- [TASK REQUIREMENTS]:
1. According to the network ID passage, what network ID results from 200.52.62.136 / 255.255.255.128?
2. Proceed with the network ID passage, writing on from the point after its final sentence.

To calculate the Network ID, first step is translating both the IP Address and Network Mask to binary. And then use "AND" algorithm.

IP Address 
1 1 0 0 1 0 0 0 . 0 0 1 1 0 1 0 0 . 0 0 1 1 1 1 1 0 . 0 0 1 1 1 0 0 0
Subnet Mask 
1 1 1 1 1 1 1 1 . 1 1 1 1 1 1 1 1 . 1 1 1 1 1 1 1 1 . 1 0 0 0 0 0 0 0
Network ID 
1 1 0 0 1 0 0 0 . 0 0 1 1 0 1 0 0 . 0 0 1 1 1 1 1 0 . 0 0 0 0 0 0 0 0

And we get the Network ID = 200.52.62.0

Another example, 200.52.62.136 / 255.255.255.128

IP Address 
1 1 0 0 1 0 0 0 . 0 0 1 1 0 1 0 0 . 0 0 1 1 1 1 1 0 . 1 0 0 0 1 0 0 0
Subnet Mask 
1 1 1 1 1 1 1 1 . 1 1 1 1 1 1 1 1 . 1 1 1 1 1 1 1 1 . 1 0 0 0 0 0 0 0
Network ID 
1 1 0 0 1 0 0 0 . 0 0 1 1 0 1 0 0 . 0 0 1 1 1 1 1 0 . 1 0 0 0 0 0 0 0

We get the Network ID = 200.52.62.128

Other than binary and decimal, we can use prefix to represent Subnet Mask. Prefix is the number of 1 Bits. If we want to write 255.255.255.0, we can write /24 alternately. If we want to write 255.252.0.0, we can write /14 alternately. It is more convenient.

[Stored data entries]
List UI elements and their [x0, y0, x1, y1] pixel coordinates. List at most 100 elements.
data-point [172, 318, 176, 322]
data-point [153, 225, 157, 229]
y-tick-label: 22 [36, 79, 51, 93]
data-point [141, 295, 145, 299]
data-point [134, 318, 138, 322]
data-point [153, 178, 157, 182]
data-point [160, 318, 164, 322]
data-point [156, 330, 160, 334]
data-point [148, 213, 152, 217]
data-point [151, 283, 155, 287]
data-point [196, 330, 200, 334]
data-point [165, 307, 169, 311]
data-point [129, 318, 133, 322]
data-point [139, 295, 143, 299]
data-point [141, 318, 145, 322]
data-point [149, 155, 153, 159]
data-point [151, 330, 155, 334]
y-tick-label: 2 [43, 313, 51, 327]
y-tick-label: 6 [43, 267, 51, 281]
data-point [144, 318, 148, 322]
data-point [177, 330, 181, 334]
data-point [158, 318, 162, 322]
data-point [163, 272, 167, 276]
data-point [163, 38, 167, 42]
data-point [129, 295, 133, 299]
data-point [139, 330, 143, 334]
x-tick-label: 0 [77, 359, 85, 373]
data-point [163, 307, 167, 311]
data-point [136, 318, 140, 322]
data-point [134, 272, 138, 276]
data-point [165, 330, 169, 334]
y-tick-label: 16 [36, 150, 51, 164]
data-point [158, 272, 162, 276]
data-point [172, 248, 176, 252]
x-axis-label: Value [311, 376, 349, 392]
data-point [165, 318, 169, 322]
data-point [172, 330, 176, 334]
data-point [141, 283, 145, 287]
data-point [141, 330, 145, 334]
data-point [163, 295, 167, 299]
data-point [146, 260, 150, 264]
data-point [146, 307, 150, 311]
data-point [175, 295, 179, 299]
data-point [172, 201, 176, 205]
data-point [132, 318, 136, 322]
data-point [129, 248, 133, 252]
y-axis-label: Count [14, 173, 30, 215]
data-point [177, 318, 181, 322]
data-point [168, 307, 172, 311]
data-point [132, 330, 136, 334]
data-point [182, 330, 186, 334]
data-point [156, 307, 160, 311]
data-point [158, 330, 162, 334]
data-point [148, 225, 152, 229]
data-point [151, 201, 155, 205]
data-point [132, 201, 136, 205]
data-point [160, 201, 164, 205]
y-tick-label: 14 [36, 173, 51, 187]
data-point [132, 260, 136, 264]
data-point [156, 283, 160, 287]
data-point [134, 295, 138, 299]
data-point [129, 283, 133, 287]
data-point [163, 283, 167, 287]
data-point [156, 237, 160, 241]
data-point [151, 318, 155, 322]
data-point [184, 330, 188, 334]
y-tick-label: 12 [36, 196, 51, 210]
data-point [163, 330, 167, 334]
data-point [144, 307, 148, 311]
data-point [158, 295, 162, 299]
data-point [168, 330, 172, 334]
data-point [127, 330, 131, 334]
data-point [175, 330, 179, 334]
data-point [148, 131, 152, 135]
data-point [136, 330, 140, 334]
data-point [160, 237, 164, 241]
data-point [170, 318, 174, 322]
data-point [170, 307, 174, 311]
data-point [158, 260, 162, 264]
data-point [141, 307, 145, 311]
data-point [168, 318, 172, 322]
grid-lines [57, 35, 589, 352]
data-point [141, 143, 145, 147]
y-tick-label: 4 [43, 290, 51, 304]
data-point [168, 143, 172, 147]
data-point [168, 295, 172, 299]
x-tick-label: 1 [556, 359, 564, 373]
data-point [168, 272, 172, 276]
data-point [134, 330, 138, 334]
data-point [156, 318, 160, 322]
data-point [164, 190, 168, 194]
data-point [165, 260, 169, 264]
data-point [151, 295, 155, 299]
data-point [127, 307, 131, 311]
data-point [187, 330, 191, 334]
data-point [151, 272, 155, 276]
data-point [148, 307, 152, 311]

- [SET OF ANSWERS]:
1. 200.52.62.128

2.
Supernet

We can split the network into subnet, we can also merge networks to form Supernet oppositely. For example, we have four continuously networks, 16.2.64.0 / 255.255.255.0, 16.2.65.0 / 255.255.255.0, 16.2.66.0 / 255.255.255.0 and 16.2.67.0 / 255.255.255.0. To merge the four networks, change the IP Addresses to binary,

00010000.00000010.01000000.00000000
00010000.00000010.01000001.00000000
00010000.00000010.01000010.00000000
00010000.00000010.01000011.00000000

The binary Network ID shows that the first 22 Bits are the same. In other words, if we decrease the Network ID length to 22 Bits, it includes the four networks. So, the Supernet Network ID would be 00010000.00000010.01000000.00000000, that is 16.2.64.0. And the Subnet Mask is 22 Bit, equal to 255.255.252.0.

VLSM

The free style (freely increase and decrease) of Subnet Mask is called Variable Length Subnet Masking (VLSM). A network that used VLSM is called Classless Network. Routing Protocol which support Classless Network is called Classless Routing Protocol, such as OSPF and EIGRP.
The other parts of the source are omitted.